**Activity:** Every line in the data below that includes "shown" belongs in the answer, copied as it stands.

** Data supplied follows **

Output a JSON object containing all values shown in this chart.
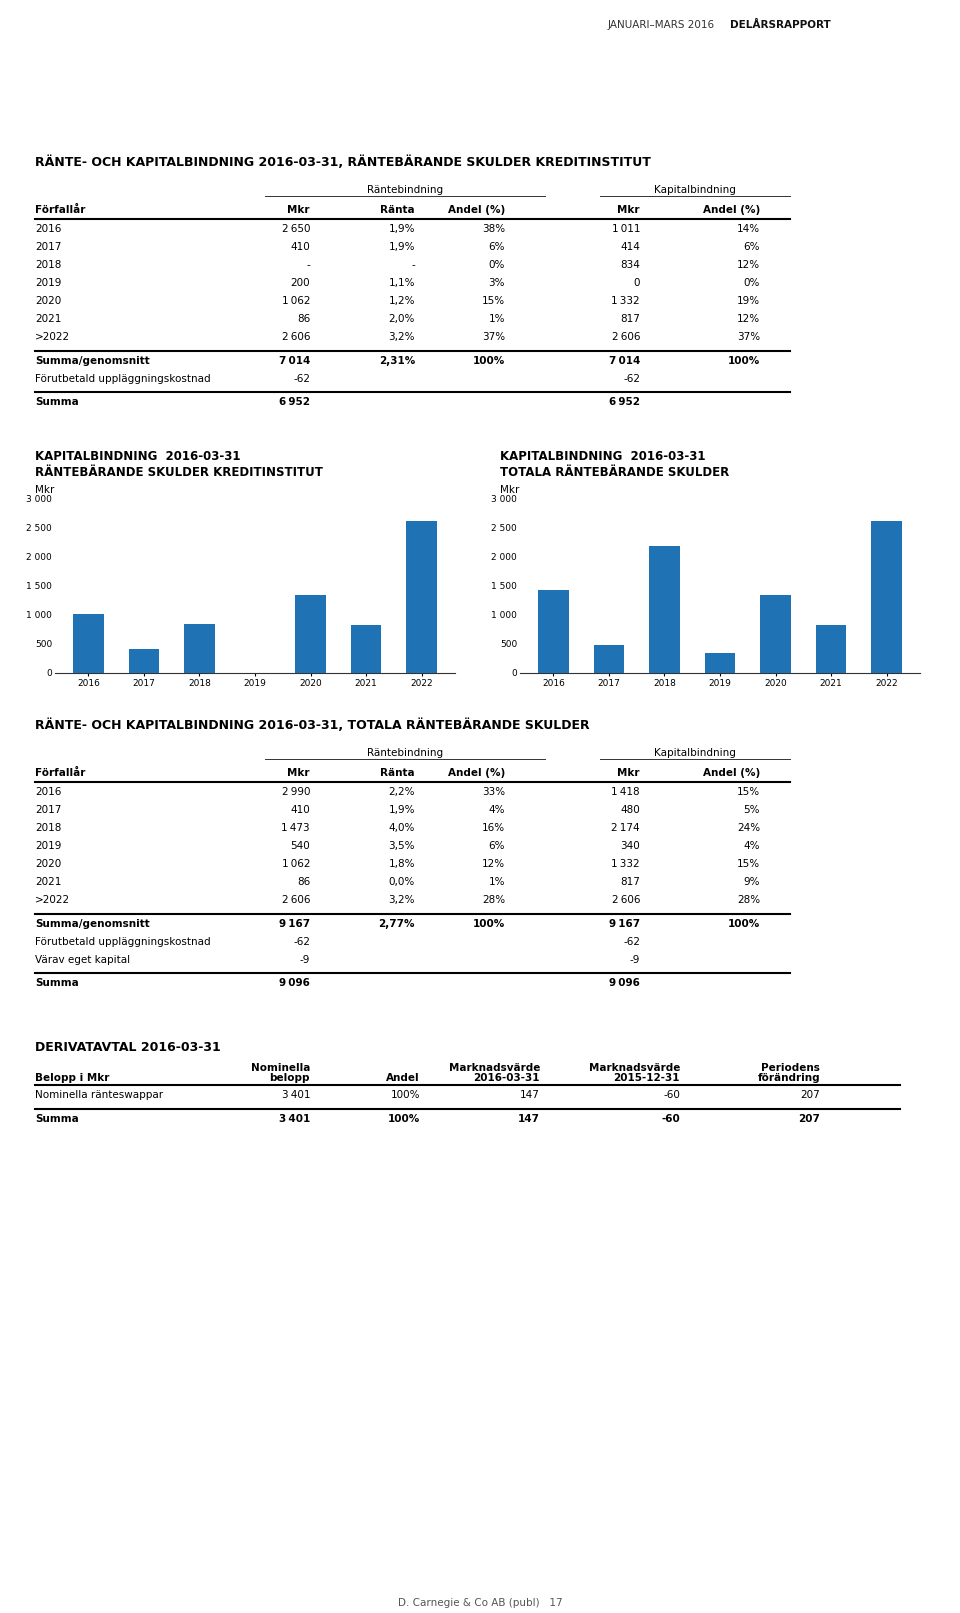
{
  "header_normal": "JANUARI–MARS 2016 ",
  "header_bold": "DELÅRSRAPPORT",
  "page_num": "17",
  "footer_text": "D. Carnegie & Co AB (publ)",
  "table1_title": "RÄNTE- OCH KAPITALBINDNING 2016-03-31, RÄNTEBÄRANDE SKULDER KREDITINSTITUT",
  "col_labels": [
    "Förfallår",
    "Mkr",
    "Ränta",
    "Andel (%)",
    "Mkr",
    "Andel (%)"
  ],
  "col_group1": "Räntebindning",
  "col_group2": "Kapitalbindning",
  "table1_rows": [
    [
      "2016",
      "2 650",
      "1,9%",
      "38%",
      "1 011",
      "14%"
    ],
    [
      "2017",
      "410",
      "1,9%",
      "6%",
      "414",
      "6%"
    ],
    [
      "2018",
      "-",
      "-",
      "0%",
      "834",
      "12%"
    ],
    [
      "2019",
      "200",
      "1,1%",
      "3%",
      "0",
      "0%"
    ],
    [
      "2020",
      "1 062",
      "1,2%",
      "15%",
      "1 332",
      "19%"
    ],
    [
      "2021",
      "86",
      "2,0%",
      "1%",
      "817",
      "12%"
    ],
    [
      ">2022",
      "2 606",
      "3,2%",
      "37%",
      "2 606",
      "37%"
    ]
  ],
  "table1_sum_row": [
    "Summa/genomsnitt",
    "7 014",
    "2,31%",
    "100%",
    "7 014",
    "100%"
  ],
  "table1_extra_row1": [
    "Förutbetald uppläggningskostnad",
    "-62",
    "",
    "",
    "-62",
    ""
  ],
  "table1_extra_row2": [
    "Summa",
    "6 952",
    "",
    "",
    "6 952",
    ""
  ],
  "chart1_title1": "KAPITALBINDNING  2016-03-31",
  "chart1_title2": "RÄNTEBÄRANDE SKULDER KREDITINSTITUT",
  "chart1_years": [
    "2016",
    "2017",
    "2018",
    "2019",
    "2020",
    "2021",
    "2022"
  ],
  "chart1_values": [
    1011,
    414,
    834,
    0,
    1332,
    817,
    2606
  ],
  "chart1_color": "#1F72B4",
  "chart2_title1": "KAPITALBINDNING  2016-03-31",
  "chart2_title2": "TOTALA RÄNTEBÄRANDE SKULDER",
  "chart2_years": [
    "2016",
    "2017",
    "2018",
    "2019",
    "2020",
    "2021",
    "2022"
  ],
  "chart2_values": [
    1418,
    480,
    2174,
    340,
    1332,
    817,
    2606
  ],
  "chart2_color": "#1F72B4",
  "table2_title": "RÄNTE- OCH KAPITALBINDNING 2016-03-31, TOTALA RÄNTEBÄRANDE SKULDER",
  "table2_rows": [
    [
      "2016",
      "2 990",
      "2,2%",
      "33%",
      "1 418",
      "15%"
    ],
    [
      "2017",
      "410",
      "1,9%",
      "4%",
      "480",
      "5%"
    ],
    [
      "2018",
      "1 473",
      "4,0%",
      "16%",
      "2 174",
      "24%"
    ],
    [
      "2019",
      "540",
      "3,5%",
      "6%",
      "340",
      "4%"
    ],
    [
      "2020",
      "1 062",
      "1,8%",
      "12%",
      "1 332",
      "15%"
    ],
    [
      "2021",
      "86",
      "0,0%",
      "1%",
      "817",
      "9%"
    ],
    [
      ">2022",
      "2 606",
      "3,2%",
      "28%",
      "2 606",
      "28%"
    ]
  ],
  "table2_sum_row": [
    "Summa/genomsnitt",
    "9 167",
    "2,77%",
    "100%",
    "9 167",
    "100%"
  ],
  "table2_extra_row1": [
    "Förutbetald uppläggningskostnad",
    "-62",
    "",
    "",
    "-62",
    ""
  ],
  "table2_extra_row2": [
    "Värav eget kapital",
    "-9",
    "",
    "",
    "-9",
    ""
  ],
  "table2_extra_row3": [
    "Summa",
    "9 096",
    "",
    "",
    "9 096",
    ""
  ],
  "table3_title": "DERIVATAVTAL 2016-03-31",
  "table3_col_labels": [
    "Belopp i Mkr",
    "Nominella\nbelopp",
    "Andel",
    "Marknadsvärde\n2016-03-31",
    "Marknadsvärde\n2015-12-31",
    "Periodens\nförändring"
  ],
  "table3_rows": [
    [
      "Nominella ränteswappar",
      "3 401",
      "100%",
      "147",
      "-60",
      "207"
    ]
  ],
  "table3_sum_row": [
    "Summa",
    "3 401",
    "100%",
    "147",
    "-60",
    "207"
  ],
  "bg_color": "#ffffff",
  "text_color": "#000000"
}
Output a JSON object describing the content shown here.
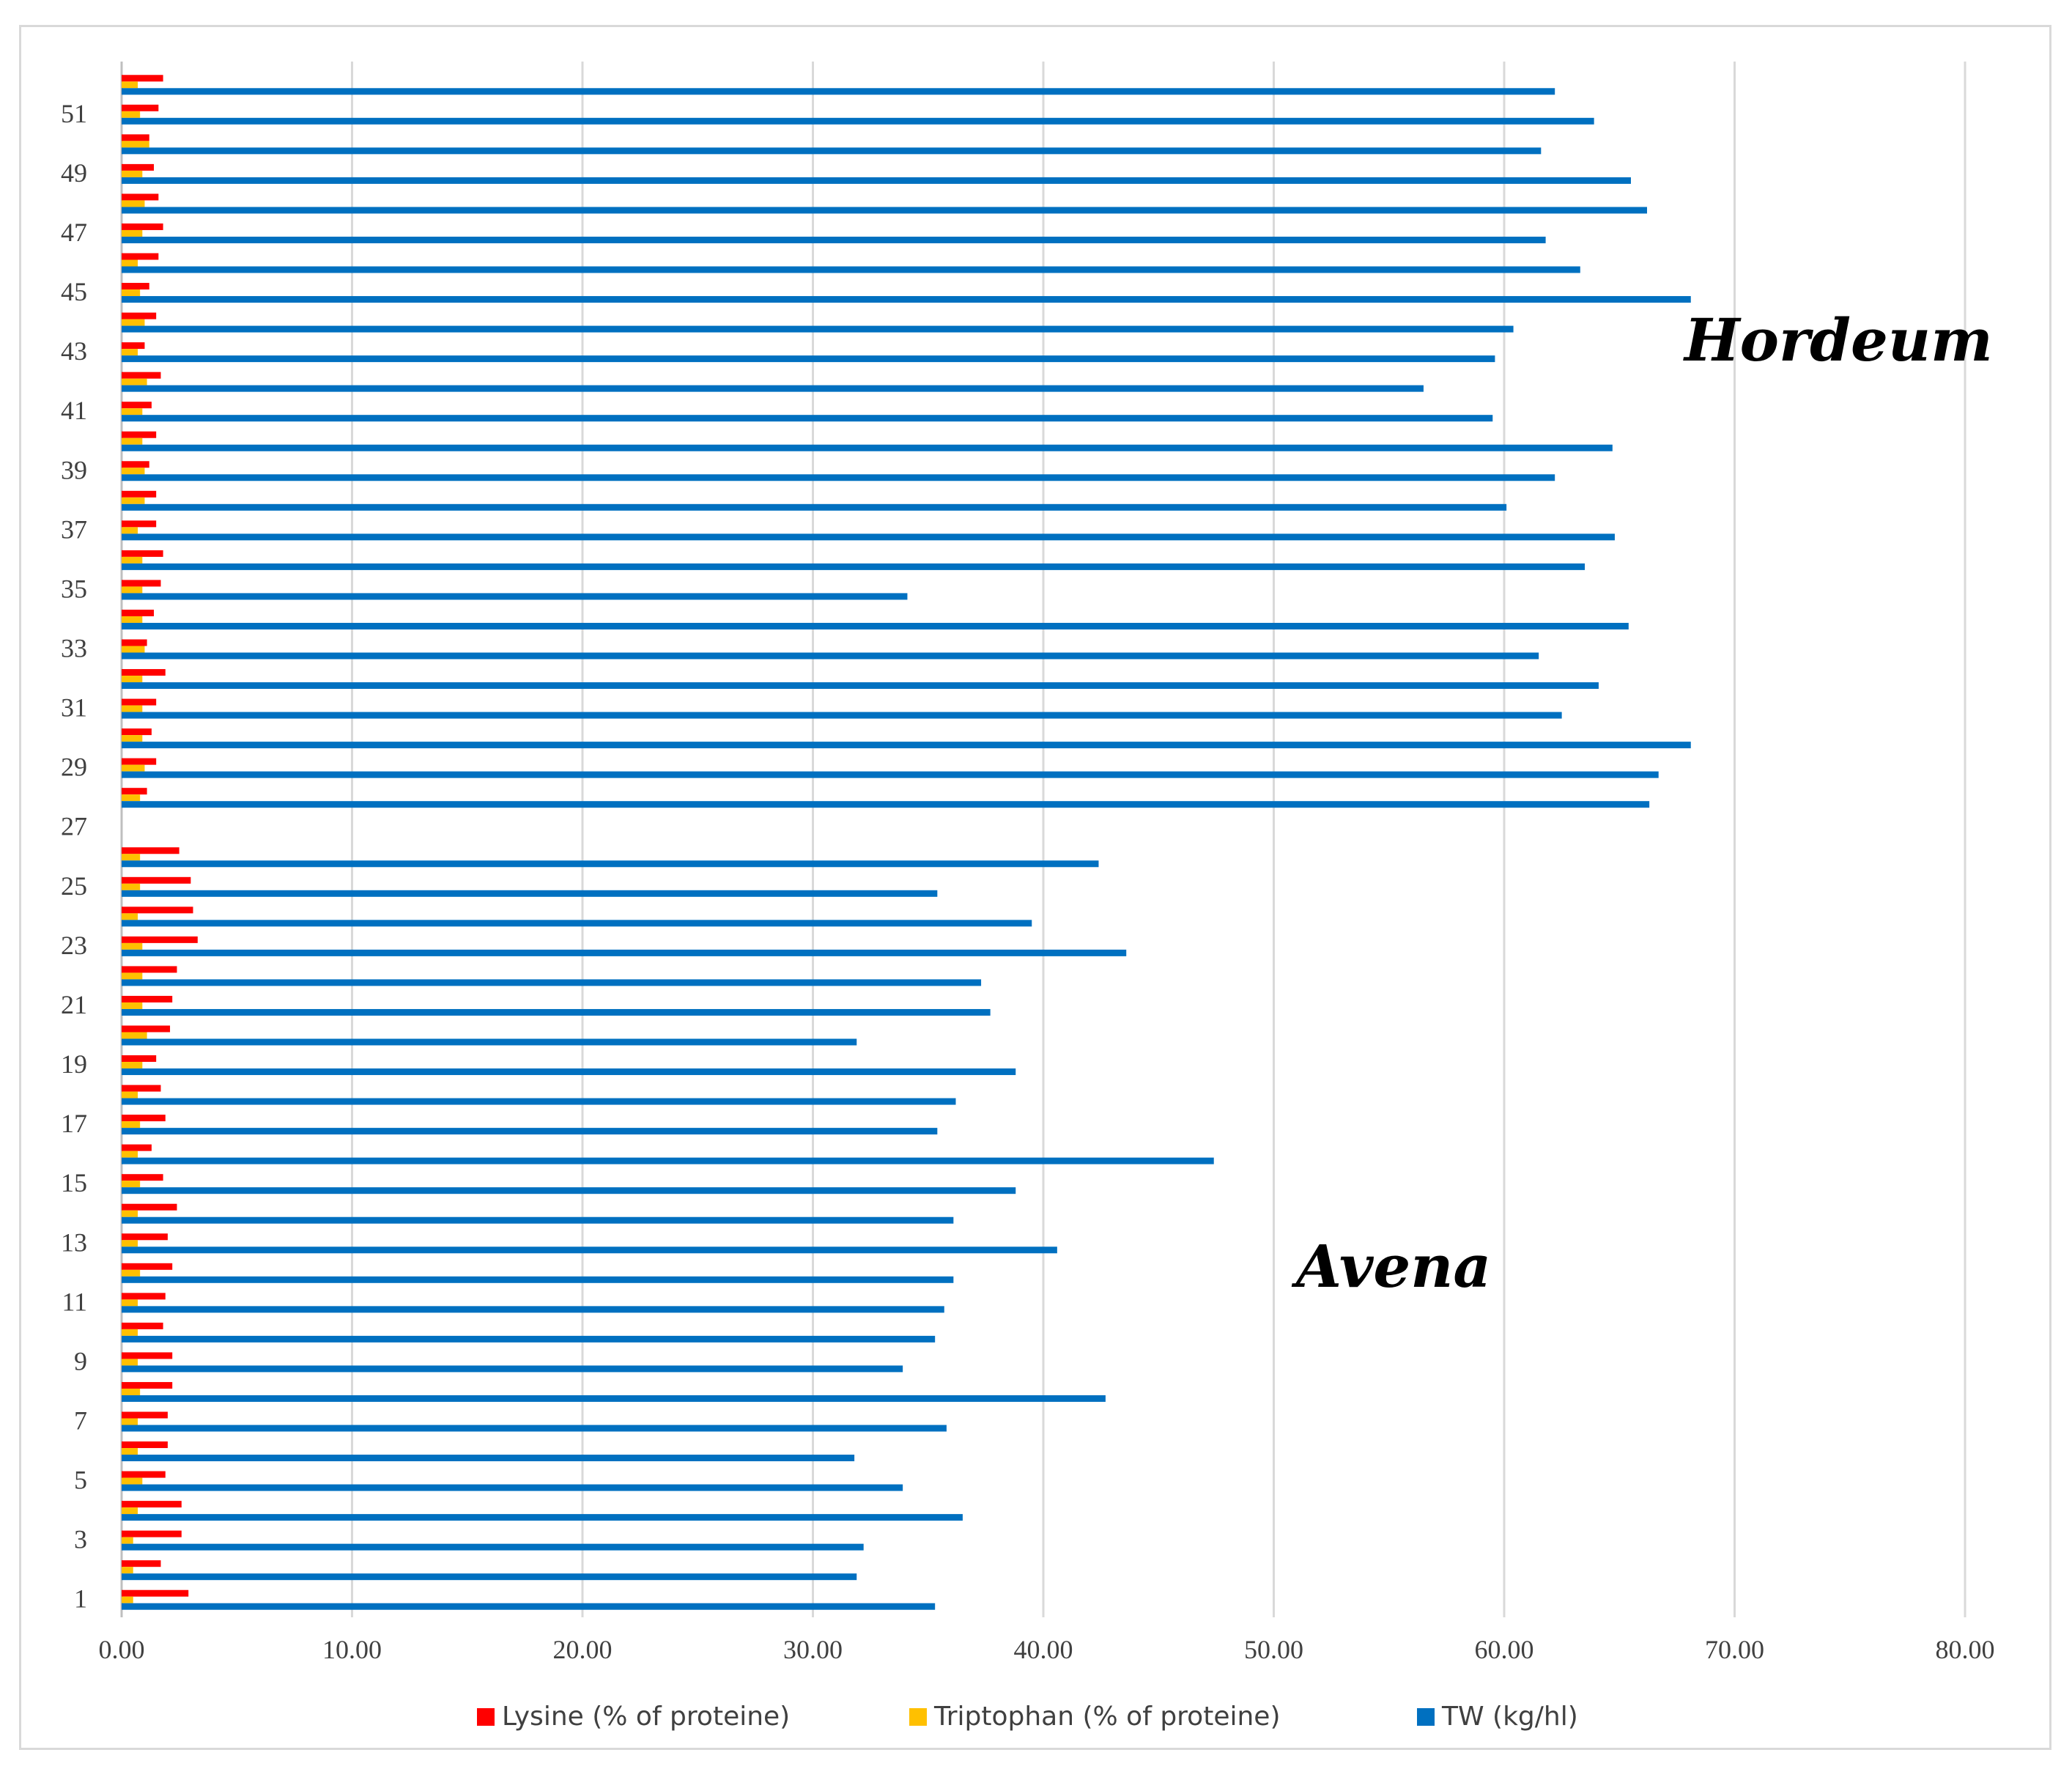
{
  "chart_data": {
    "type": "bar",
    "orientation": "horizontal",
    "title": "",
    "xlabel": "",
    "ylabel": "",
    "xlim": [
      0,
      80
    ],
    "x_ticks": [
      "0.00",
      "10.00",
      "20.00",
      "30.00",
      "40.00",
      "50.00",
      "60.00",
      "70.00",
      "80.00"
    ],
    "y_tick_labels": [
      "1",
      "3",
      "5",
      "7",
      "9",
      "11",
      "13",
      "15",
      "17",
      "19",
      "21",
      "23",
      "25",
      "27",
      "29",
      "31",
      "33",
      "35",
      "37",
      "39",
      "41",
      "43",
      "45",
      "47",
      "49",
      "51"
    ],
    "categories": [
      1,
      2,
      3,
      4,
      5,
      6,
      7,
      8,
      9,
      10,
      11,
      12,
      13,
      14,
      15,
      16,
      17,
      18,
      19,
      20,
      21,
      22,
      23,
      24,
      25,
      26,
      27,
      28,
      29,
      30,
      31,
      32,
      33,
      34,
      35,
      36,
      37,
      38,
      39,
      40,
      41,
      42,
      43,
      44,
      45,
      46,
      47,
      48,
      49,
      50,
      51,
      52
    ],
    "series": [
      {
        "name": "Lysine (% of proteine)",
        "color": "#ff0000",
        "values": [
          2.9,
          1.7,
          2.6,
          2.6,
          1.9,
          2.0,
          2.0,
          2.2,
          2.2,
          1.8,
          1.9,
          2.2,
          2.0,
          2.4,
          1.8,
          1.3,
          1.9,
          1.7,
          1.5,
          2.1,
          2.2,
          2.4,
          3.3,
          3.1,
          3.0,
          2.5,
          null,
          1.1,
          1.5,
          1.3,
          1.5,
          1.9,
          1.1,
          1.4,
          1.7,
          1.8,
          1.5,
          1.5,
          1.2,
          1.5,
          1.3,
          1.7,
          1.0,
          1.5,
          1.2,
          1.6,
          1.8,
          1.6,
          1.4,
          1.2,
          1.6,
          1.8
        ]
      },
      {
        "name": "Triptophan (% of proteine)",
        "color": "#ffc000",
        "values": [
          0.5,
          0.5,
          0.5,
          0.7,
          0.9,
          0.7,
          0.7,
          0.8,
          0.7,
          0.7,
          0.7,
          0.8,
          0.7,
          0.7,
          0.8,
          0.7,
          0.8,
          0.7,
          0.9,
          1.1,
          0.9,
          0.9,
          0.9,
          0.7,
          0.8,
          0.8,
          null,
          0.8,
          1.0,
          0.9,
          0.9,
          0.9,
          1.0,
          0.9,
          0.9,
          0.9,
          0.7,
          1.0,
          1.0,
          0.9,
          0.9,
          1.1,
          0.7,
          1.0,
          0.8,
          0.7,
          0.9,
          1.0,
          0.9,
          1.2,
          0.8,
          0.7
        ]
      },
      {
        "name": "TW (kg/hl)",
        "color": "#0070c0",
        "values": [
          35.3,
          31.9,
          32.2,
          36.5,
          33.9,
          31.8,
          35.8,
          42.7,
          33.9,
          35.3,
          35.7,
          36.1,
          40.6,
          36.1,
          38.8,
          47.4,
          35.4,
          36.2,
          38.8,
          31.9,
          37.7,
          37.3,
          43.6,
          39.5,
          35.4,
          42.4,
          null,
          66.3,
          66.7,
          68.1,
          62.5,
          64.1,
          61.5,
          65.4,
          34.1,
          63.5,
          64.8,
          60.1,
          62.2,
          64.7,
          59.5,
          56.5,
          59.6,
          60.4,
          68.1,
          63.3,
          61.8,
          66.2,
          65.5,
          61.6,
          63.9,
          62.2
        ]
      }
    ],
    "legend": [
      "Lysine (% of proteine)",
      "Triptophan (% of proteine)",
      "TW (kg/hl)"
    ],
    "legend_position": "bottom",
    "annotations": [
      "Hordeum",
      "Avena"
    ],
    "grid": "vertical"
  }
}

** End of Data supplied **

**Response:**
Output a JSON object containing all values shown in this chart.
Output a JSON object describing the content shown here.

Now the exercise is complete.